[Rows from a dataset]
● ● ● ● ●
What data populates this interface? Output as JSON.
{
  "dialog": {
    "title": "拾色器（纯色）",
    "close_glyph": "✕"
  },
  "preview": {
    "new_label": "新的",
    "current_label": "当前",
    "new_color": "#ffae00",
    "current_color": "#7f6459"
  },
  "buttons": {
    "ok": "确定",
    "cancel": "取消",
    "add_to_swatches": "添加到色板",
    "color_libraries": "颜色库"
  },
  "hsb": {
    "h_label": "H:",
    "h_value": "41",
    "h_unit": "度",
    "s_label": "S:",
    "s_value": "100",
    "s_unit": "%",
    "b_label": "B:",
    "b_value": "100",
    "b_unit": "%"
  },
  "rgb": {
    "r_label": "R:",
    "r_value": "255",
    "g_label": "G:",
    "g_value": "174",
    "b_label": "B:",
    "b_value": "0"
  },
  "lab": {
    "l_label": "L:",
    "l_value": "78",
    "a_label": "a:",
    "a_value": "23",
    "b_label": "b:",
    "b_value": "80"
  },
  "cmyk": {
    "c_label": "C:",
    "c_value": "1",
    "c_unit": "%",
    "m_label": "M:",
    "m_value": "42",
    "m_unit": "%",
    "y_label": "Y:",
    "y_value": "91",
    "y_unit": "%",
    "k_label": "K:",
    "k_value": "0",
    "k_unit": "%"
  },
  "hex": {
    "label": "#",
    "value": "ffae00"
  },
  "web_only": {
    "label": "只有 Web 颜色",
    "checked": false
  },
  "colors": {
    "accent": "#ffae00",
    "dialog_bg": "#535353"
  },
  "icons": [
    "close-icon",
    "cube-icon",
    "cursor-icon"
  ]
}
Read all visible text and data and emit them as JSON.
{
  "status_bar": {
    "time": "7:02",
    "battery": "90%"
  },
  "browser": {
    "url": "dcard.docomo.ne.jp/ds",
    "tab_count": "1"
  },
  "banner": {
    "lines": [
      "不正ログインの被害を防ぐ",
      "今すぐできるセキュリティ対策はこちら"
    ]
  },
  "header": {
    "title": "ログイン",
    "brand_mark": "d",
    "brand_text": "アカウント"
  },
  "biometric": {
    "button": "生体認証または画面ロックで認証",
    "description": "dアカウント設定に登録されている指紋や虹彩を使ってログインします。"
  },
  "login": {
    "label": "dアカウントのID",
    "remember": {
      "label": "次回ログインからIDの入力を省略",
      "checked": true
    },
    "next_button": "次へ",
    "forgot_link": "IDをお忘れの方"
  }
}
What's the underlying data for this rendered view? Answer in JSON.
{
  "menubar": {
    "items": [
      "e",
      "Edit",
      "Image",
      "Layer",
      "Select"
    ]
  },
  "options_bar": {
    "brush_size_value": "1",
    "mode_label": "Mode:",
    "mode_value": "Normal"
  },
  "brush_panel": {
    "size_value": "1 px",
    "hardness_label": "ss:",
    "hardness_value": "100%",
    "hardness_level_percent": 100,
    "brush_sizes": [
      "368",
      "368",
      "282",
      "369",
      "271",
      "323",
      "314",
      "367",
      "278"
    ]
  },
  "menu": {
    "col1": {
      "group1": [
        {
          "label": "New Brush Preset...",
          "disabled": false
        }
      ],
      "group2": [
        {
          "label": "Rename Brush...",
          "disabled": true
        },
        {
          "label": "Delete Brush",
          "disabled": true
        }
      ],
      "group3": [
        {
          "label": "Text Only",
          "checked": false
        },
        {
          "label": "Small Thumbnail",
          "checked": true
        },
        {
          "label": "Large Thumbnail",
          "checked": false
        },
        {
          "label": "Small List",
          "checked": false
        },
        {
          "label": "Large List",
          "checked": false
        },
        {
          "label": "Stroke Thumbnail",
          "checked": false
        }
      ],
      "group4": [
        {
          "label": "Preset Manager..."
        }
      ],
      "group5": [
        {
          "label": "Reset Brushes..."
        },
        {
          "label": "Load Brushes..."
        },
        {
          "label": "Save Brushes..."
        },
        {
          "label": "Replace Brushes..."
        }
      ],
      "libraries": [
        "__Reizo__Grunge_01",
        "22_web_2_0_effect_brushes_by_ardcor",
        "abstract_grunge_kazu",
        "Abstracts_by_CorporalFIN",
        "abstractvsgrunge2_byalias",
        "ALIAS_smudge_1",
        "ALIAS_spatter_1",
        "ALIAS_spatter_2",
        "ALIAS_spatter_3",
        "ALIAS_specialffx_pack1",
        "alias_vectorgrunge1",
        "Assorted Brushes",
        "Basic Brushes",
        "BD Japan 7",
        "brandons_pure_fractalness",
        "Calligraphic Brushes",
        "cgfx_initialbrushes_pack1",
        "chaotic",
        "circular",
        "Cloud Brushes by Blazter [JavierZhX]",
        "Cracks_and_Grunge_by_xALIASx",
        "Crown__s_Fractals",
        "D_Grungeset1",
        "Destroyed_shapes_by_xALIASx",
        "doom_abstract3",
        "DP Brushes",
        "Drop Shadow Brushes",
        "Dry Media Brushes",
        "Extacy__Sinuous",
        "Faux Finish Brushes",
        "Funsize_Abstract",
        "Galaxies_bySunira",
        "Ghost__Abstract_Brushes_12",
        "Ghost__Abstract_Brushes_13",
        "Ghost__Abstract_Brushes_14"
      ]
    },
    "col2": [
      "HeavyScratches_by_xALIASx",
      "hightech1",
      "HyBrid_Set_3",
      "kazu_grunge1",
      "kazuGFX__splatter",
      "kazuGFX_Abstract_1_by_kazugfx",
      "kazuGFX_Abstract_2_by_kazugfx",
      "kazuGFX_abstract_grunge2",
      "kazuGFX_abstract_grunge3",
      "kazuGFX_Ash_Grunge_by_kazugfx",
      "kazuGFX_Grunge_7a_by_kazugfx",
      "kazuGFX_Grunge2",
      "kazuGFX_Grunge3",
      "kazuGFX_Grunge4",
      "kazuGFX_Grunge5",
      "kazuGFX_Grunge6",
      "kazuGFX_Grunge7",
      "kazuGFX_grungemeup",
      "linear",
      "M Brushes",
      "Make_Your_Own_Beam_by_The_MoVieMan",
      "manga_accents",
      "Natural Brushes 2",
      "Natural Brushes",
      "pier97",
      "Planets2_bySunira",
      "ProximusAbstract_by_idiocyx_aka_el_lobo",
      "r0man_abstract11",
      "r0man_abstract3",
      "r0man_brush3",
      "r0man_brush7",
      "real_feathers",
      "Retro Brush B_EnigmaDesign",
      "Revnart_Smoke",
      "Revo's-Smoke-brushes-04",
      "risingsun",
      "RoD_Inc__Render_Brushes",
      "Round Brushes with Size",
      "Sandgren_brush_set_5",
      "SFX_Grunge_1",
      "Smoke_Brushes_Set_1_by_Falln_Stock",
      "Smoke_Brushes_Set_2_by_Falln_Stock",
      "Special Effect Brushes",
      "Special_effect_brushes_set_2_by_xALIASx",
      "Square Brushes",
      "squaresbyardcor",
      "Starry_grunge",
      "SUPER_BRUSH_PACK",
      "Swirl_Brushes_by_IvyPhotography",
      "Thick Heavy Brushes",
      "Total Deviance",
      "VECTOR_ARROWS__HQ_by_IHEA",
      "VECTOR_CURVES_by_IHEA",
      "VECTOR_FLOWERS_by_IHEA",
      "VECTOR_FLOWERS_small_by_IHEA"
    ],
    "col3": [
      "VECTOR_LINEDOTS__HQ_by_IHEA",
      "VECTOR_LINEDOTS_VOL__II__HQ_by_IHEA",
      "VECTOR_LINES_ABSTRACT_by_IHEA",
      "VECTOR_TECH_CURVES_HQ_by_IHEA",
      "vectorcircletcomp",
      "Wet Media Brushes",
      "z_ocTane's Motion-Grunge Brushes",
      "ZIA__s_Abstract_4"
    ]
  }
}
● ● ● ● ●
*Task description:* Output the listing above word for word.

*Answer to the problem:*
What data populates this interface? Output as JSON.
{
  "dialog": {
    "title": "拾色器（纯色）",
    "close_glyph": "✕"
  },
  "preview": {
    "new_label": "新的",
    "current_label": "当前",
    "new_color": "#ffae00",
    "current_color": "#7f6459"
  },
  "buttons": {
    "ok": "确定",
    "cancel": "取消",
    "add_to_swatches": "添加到色板",
    "color_libraries": "颜色库"
  },
  "hsb": {
    "h_label": "H:",
    "h_value": "41",
    "h_unit": "度",
    "s_label": "S:",
    "s_value": "100",
    "s_unit": "%",
    "b_label": "B:",
    "b_value": "100",
    "b_unit": "%"
  },
  "rgb": {
    "r_label": "R:",
    "r_value": "255",
    "g_label": "G:",
    "g_value": "174",
    "b_label": "B:",
    "b_value": "0"
  },
  "lab": {
    "l_label": "L:",
    "l_value": "78",
    "a_label": "a:",
    "a_value": "23",
    "b_label": "b:",
    "b_value": "80"
  },
  "cmyk": {
    "c_label": "C:",
    "c_value": "1",
    "c_unit": "%",
    "m_label": "M:",
    "m_value": "42",
    "m_unit": "%",
    "y_label": "Y:",
    "y_value": "91",
    "y_unit": "%",
    "k_label": "K:",
    "k_value": "0",
    "k_unit": "%"
  },
  "hex": {
    "label": "#",
    "value": "ffae00"
  },
  "web_only": {
    "label": "只有 Web 颜色",
    "checked": false
  },
  "colors": {
    "accent": "#ffae00",
    "dialog_bg": "#535353"
  },
  "icons": [
    "close-icon",
    "cube-icon",
    "cursor-icon"
  ]
}
Read all visible text and data and emit them as JSON.
{
  "status_bar": {
    "time": "7:02",
    "battery": "90%"
  },
  "browser": {
    "url": "dcard.docomo.ne.jp/ds",
    "tab_count": "1"
  },
  "banner": {
    "lines": [
      "不正ログインの被害を防ぐ",
      "今すぐできるセキュリティ対策はこちら"
    ]
  },
  "header": {
    "title": "ログイン",
    "brand_mark": "d",
    "brand_text": "アカウント"
  },
  "biometric": {
    "button": "生体認証または画面ロックで認証",
    "description": "dアカウント設定に登録されている指紋や虹彩を使ってログインします。"
  },
  "login": {
    "label": "dアカウントのID",
    "remember": {
      "label": "次回ログインからIDの入力を省略",
      "checked": true
    },
    "next_button": "次へ",
    "forgot_link": "IDをお忘れの方"
  }
}
What's the underlying data for this rendered view? Answer in JSON.
{
  "menubar": {
    "items": [
      "e",
      "Edit",
      "Image",
      "Layer",
      "Select"
    ]
  },
  "options_bar": {
    "brush_size_value": "1",
    "mode_label": "Mode:",
    "mode_value": "Normal"
  },
  "brush_panel": {
    "size_value": "1 px",
    "hardness_label": "ss:",
    "hardness_value": "100%",
    "hardness_level_percent": 100,
    "brush_sizes": [
      "368",
      "368",
      "282",
      "369",
      "271",
      "323",
      "314",
      "367",
      "278"
    ]
  },
  "menu": {
    "col1": {
      "group1": [
        {
          "label": "New Brush Preset...",
          "disabled": false
        }
      ],
      "group2": [
        {
          "label": "Rename Brush...",
          "disabled": true
        },
        {
          "label": "Delete Brush",
          "disabled": true
        }
      ],
      "group3": [
        {
          "label": "Text Only",
          "checked": false
        },
        {
          "label": "Small Thumbnail",
          "checked": true
        },
        {
          "label": "Large Thumbnail",
          "checked": false
        },
        {
          "label": "Small List",
          "checked": false
        },
        {
          "label": "Large List",
          "checked": false
        },
        {
          "label": "Stroke Thumbnail",
          "checked": false
        }
      ],
      "group4": [
        {
          "label": "Preset Manager..."
        }
      ],
      "group5": [
        {
          "label": "Reset Brushes..."
        },
        {
          "label": "Load Brushes..."
        },
        {
          "label": "Save Brushes..."
        },
        {
          "label": "Replace Brushes..."
        }
      ],
      "libraries": [
        "__Reizo__Grunge_01",
        "22_web_2_0_effect_brushes_by_ardcor",
        "abstract_grunge_kazu",
        "Abstracts_by_CorporalFIN",
        "abstractvsgrunge2_byalias",
        "ALIAS_smudge_1",
        "ALIAS_spatter_1",
        "ALIAS_spatter_2",
        "ALIAS_spatter_3",
        "ALIAS_specialffx_pack1",
        "alias_vectorgrunge1",
        "Assorted Brushes",
        "Basic Brushes",
        "BD Japan 7",
        "brandons_pure_fractalness",
        "Calligraphic Brushes",
        "cgfx_initialbrushes_pack1",
        "chaotic",
        "circular",
        "Cloud Brushes by Blazter [JavierZhX]",
        "Cracks_and_Grunge_by_xALIASx",
        "Crown__s_Fractals",
        "D_Grungeset1",
        "Destroyed_shapes_by_xALIASx",
        "doom_abstract3",
        "DP Brushes",
        "Drop Shadow Brushes",
        "Dry Media Brushes",
        "Extacy__Sinuous",
        "Faux Finish Brushes",
        "Funsize_Abstract",
        "Galaxies_bySunira",
        "Ghost__Abstract_Brushes_12",
        "Ghost__Abstract_Brushes_13",
        "Ghost__Abstract_Brushes_14"
      ]
    },
    "col2": [
      "HeavyScratches_by_xALIASx",
      "hightech1",
      "HyBrid_Set_3",
      "kazu_grunge1",
      "kazuGFX__splatter",
      "kazuGFX_Abstract_1_by_kazugfx",
      "kazuGFX_Abstract_2_by_kazugfx",
      "kazuGFX_abstract_grunge2",
      "kazuGFX_abstract_grunge3",
      "kazuGFX_Ash_Grunge_by_kazugfx",
      "kazuGFX_Grunge_7a_by_kazugfx",
      "kazuGFX_Grunge2",
      "kazuGFX_Grunge3",
      "kazuGFX_Grunge4",
      "kazuGFX_Grunge5",
      "kazuGFX_Grunge6",
      "kazuGFX_Grunge7",
      "kazuGFX_grungemeup",
      "linear",
      "M Brushes",
      "Make_Your_Own_Beam_by_The_MoVieMan",
      "manga_accents",
      "Natural Brushes 2",
      "Natural Brushes",
      "pier97",
      "Planets2_bySunira",
      "ProximusAbstract_by_idiocyx_aka_el_lobo",
      "r0man_abstract11",
      "r0man_abstract3",
      "r0man_brush3",
      "r0man_brush7",
      "real_feathers",
      "Retro Brush B_EnigmaDesign",
      "Revnart_Smoke",
      "Revo's-Smoke-brushes-04",
      "risingsun",
      "RoD_Inc__Render_Brushes",
      "Round Brushes with Size",
      "Sandgren_brush_set_5",
      "SFX_Grunge_1",
      "Smoke_Brushes_Set_1_by_Falln_Stock",
      "Smoke_Brushes_Set_2_by_Falln_Stock",
      "Special Effect Brushes",
      "Special_effect_brushes_set_2_by_xALIASx",
      "Square Brushes",
      "squaresbyardcor",
      "Starry_grunge",
      "SUPER_BRUSH_PACK",
      "Swirl_Brushes_by_IvyPhotography",
      "Thick Heavy Brushes",
      "Total Deviance",
      "VECTOR_ARROWS__HQ_by_IHEA",
      "VECTOR_CURVES_by_IHEA",
      "VECTOR_FLOWERS_by_IHEA",
      "VECTOR_FLOWERS_small_by_IHEA"
    ],
    "col3": [
      "VECTOR_LINEDOTS__HQ_by_IHEA",
      "VECTOR_LINEDOTS_VOL__II__HQ_by_IHEA",
      "VECTOR_LINES_ABSTRACT_by_IHEA",
      "VECTOR_TECH_CURVES_HQ_by_IHEA",
      "vectorcircletcomp",
      "Wet Media Brushes",
      "z_ocTane's Motion-Grunge Brushes",
      "ZIA__s_Abstract_4"
    ]
  }
}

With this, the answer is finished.